## Given request
Gather up the lines that contain "name".

※ ※ ※

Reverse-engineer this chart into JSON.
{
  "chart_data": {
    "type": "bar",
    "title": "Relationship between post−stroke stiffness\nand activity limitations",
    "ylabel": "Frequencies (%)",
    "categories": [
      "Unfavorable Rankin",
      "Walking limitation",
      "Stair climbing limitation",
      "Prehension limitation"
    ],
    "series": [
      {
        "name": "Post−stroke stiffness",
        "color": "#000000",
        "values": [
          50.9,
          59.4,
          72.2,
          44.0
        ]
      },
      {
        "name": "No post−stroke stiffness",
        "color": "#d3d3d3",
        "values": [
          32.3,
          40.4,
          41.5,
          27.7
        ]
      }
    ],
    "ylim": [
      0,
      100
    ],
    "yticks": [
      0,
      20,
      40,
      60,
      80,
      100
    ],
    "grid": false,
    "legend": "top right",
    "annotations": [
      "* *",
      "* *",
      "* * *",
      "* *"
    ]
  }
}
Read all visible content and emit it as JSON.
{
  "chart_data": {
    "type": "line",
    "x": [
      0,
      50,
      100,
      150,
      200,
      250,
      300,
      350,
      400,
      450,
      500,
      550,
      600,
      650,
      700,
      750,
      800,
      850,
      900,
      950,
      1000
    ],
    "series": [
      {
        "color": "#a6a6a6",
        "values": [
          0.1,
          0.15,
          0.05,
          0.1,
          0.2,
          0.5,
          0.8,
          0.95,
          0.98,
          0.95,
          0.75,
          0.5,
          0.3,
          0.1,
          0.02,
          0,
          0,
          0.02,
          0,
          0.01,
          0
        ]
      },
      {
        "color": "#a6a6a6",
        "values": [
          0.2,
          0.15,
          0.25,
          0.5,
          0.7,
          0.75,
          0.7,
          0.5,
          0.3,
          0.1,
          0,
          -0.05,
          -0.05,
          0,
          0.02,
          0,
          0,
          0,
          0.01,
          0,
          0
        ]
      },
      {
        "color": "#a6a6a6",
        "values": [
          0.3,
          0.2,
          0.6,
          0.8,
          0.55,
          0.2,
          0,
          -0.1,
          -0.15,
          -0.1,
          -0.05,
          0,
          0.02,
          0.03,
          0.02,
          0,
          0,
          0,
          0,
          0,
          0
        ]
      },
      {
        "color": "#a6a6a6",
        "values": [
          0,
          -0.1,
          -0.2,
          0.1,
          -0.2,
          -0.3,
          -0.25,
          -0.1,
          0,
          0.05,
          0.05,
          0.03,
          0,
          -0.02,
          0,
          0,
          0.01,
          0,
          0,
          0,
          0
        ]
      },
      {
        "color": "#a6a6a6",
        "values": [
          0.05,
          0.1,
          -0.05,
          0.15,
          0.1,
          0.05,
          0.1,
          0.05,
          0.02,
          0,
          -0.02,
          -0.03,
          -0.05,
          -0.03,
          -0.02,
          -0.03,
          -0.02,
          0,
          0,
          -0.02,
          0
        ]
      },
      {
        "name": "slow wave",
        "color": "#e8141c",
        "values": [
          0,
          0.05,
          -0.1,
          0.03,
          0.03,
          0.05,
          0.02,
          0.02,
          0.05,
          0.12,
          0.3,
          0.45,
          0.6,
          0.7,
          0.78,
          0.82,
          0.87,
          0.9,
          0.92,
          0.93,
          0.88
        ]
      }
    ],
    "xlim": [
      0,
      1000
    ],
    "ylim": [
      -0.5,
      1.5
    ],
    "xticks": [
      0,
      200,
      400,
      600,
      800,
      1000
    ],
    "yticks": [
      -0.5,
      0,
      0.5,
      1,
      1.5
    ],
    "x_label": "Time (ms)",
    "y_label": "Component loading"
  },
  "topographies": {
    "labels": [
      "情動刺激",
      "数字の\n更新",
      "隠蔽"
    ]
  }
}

※ ※ ※

## Expected answer
        "name": "Post−stroke stiffness",
        "name": "No post−stroke stiffness",
        "name": "slow wave",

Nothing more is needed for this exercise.